>> Begin Exercise inputs
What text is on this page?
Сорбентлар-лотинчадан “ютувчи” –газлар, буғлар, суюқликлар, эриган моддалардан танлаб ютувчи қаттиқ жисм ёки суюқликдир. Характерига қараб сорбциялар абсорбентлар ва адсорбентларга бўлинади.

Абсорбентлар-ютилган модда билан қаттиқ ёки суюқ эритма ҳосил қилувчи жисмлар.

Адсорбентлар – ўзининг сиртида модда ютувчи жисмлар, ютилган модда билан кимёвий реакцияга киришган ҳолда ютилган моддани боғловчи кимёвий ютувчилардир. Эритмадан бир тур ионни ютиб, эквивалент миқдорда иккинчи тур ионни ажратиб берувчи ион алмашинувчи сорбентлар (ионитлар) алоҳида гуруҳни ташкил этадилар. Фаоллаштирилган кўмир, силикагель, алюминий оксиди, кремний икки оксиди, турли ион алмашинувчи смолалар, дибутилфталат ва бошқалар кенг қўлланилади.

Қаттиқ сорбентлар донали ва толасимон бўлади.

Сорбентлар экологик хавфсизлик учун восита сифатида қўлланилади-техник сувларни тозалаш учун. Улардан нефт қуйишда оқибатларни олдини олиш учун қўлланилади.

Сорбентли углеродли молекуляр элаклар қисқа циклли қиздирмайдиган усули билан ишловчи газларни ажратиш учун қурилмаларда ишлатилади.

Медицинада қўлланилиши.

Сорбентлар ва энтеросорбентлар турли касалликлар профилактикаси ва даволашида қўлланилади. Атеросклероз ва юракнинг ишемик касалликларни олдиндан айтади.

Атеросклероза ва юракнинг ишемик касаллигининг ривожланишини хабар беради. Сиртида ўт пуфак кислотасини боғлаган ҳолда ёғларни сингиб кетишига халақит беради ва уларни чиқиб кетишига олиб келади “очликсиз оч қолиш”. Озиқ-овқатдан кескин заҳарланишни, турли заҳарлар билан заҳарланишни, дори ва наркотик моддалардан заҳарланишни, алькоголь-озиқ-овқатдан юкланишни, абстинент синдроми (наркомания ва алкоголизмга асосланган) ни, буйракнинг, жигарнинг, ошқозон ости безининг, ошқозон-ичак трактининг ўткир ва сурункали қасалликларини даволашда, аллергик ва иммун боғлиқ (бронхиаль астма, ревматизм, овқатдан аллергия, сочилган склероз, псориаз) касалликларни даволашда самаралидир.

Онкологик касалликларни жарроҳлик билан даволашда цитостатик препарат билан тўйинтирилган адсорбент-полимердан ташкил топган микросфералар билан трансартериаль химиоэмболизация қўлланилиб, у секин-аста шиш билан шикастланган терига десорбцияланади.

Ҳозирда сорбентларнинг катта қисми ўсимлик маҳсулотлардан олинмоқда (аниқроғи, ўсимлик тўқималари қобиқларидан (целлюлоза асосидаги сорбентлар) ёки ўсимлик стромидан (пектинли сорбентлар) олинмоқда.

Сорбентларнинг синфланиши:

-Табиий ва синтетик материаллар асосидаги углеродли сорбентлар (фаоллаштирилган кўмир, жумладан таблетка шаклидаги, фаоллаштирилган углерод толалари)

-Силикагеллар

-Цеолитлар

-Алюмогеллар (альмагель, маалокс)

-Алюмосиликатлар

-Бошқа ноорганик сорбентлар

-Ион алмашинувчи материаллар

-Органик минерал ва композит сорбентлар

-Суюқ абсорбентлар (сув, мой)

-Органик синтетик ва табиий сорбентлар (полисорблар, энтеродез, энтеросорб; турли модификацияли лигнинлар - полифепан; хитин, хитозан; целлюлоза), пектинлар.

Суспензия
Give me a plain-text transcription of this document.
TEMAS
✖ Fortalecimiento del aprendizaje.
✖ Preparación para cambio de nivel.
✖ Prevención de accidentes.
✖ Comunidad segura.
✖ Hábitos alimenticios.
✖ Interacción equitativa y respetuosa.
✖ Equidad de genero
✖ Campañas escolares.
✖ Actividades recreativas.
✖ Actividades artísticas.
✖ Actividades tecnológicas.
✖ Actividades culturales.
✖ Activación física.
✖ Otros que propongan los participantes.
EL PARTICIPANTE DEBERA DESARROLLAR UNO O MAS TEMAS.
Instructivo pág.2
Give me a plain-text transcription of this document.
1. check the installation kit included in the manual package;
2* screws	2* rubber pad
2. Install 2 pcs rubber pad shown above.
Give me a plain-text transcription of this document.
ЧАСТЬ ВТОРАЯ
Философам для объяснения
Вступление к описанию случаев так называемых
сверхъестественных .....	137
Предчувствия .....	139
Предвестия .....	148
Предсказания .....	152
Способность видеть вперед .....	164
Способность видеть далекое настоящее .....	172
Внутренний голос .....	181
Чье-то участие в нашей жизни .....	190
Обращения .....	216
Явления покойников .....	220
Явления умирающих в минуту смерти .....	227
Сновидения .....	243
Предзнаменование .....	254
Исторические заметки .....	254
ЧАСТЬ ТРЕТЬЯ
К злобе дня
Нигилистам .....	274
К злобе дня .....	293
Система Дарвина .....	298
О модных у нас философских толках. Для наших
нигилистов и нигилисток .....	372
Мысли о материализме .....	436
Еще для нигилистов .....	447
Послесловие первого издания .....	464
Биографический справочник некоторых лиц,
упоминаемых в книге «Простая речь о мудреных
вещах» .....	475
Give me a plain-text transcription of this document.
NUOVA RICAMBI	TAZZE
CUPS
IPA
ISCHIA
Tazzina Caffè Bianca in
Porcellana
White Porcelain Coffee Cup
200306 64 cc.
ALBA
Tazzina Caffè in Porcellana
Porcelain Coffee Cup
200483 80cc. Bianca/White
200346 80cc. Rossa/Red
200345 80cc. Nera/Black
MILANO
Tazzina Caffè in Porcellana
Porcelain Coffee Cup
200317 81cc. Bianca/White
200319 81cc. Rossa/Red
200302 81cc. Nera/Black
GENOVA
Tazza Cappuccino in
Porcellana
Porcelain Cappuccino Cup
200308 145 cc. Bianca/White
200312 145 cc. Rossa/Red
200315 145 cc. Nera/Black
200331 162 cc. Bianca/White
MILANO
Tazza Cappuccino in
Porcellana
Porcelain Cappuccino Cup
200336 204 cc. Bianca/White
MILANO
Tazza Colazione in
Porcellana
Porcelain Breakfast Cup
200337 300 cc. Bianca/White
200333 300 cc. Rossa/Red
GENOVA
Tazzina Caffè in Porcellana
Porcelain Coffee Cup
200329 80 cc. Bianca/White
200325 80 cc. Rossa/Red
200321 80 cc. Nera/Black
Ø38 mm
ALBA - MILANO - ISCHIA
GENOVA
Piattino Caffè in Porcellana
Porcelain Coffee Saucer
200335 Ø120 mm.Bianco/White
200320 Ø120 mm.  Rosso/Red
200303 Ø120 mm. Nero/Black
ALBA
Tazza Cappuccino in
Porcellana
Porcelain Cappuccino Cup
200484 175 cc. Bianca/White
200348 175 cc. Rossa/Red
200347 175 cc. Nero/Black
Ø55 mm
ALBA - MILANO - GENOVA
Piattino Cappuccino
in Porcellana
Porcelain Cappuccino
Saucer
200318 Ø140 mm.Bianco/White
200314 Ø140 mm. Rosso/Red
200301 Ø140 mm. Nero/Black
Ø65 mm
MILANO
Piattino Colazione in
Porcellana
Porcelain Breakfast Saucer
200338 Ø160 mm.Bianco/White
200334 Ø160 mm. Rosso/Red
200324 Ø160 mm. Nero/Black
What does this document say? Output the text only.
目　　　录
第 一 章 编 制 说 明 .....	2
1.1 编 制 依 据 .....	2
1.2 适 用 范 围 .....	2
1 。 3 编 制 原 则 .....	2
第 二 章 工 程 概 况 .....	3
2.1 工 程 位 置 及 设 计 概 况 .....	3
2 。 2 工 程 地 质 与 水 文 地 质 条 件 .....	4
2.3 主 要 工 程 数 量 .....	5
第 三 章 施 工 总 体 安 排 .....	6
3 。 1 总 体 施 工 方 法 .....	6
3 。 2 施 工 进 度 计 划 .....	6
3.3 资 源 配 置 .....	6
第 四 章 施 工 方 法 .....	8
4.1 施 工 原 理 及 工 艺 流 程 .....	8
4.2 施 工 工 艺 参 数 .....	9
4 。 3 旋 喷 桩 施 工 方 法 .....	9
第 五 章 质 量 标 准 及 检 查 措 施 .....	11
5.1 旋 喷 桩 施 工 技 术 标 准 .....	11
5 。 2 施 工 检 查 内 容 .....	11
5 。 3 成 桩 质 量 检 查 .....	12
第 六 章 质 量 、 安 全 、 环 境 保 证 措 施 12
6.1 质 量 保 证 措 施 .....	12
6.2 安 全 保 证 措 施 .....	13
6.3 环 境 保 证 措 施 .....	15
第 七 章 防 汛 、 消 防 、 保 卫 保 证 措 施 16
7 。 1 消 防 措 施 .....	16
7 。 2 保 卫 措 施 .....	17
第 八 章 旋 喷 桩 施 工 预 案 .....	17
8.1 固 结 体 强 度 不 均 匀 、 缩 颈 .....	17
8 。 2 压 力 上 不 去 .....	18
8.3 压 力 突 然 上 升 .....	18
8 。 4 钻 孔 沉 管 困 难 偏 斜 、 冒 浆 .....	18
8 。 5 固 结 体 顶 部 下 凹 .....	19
>> End Exercise inputs
→ **Instructions to follow**
Report how many lines of the data contain the word "ALBA", using the number alone.

→ **Full output**
4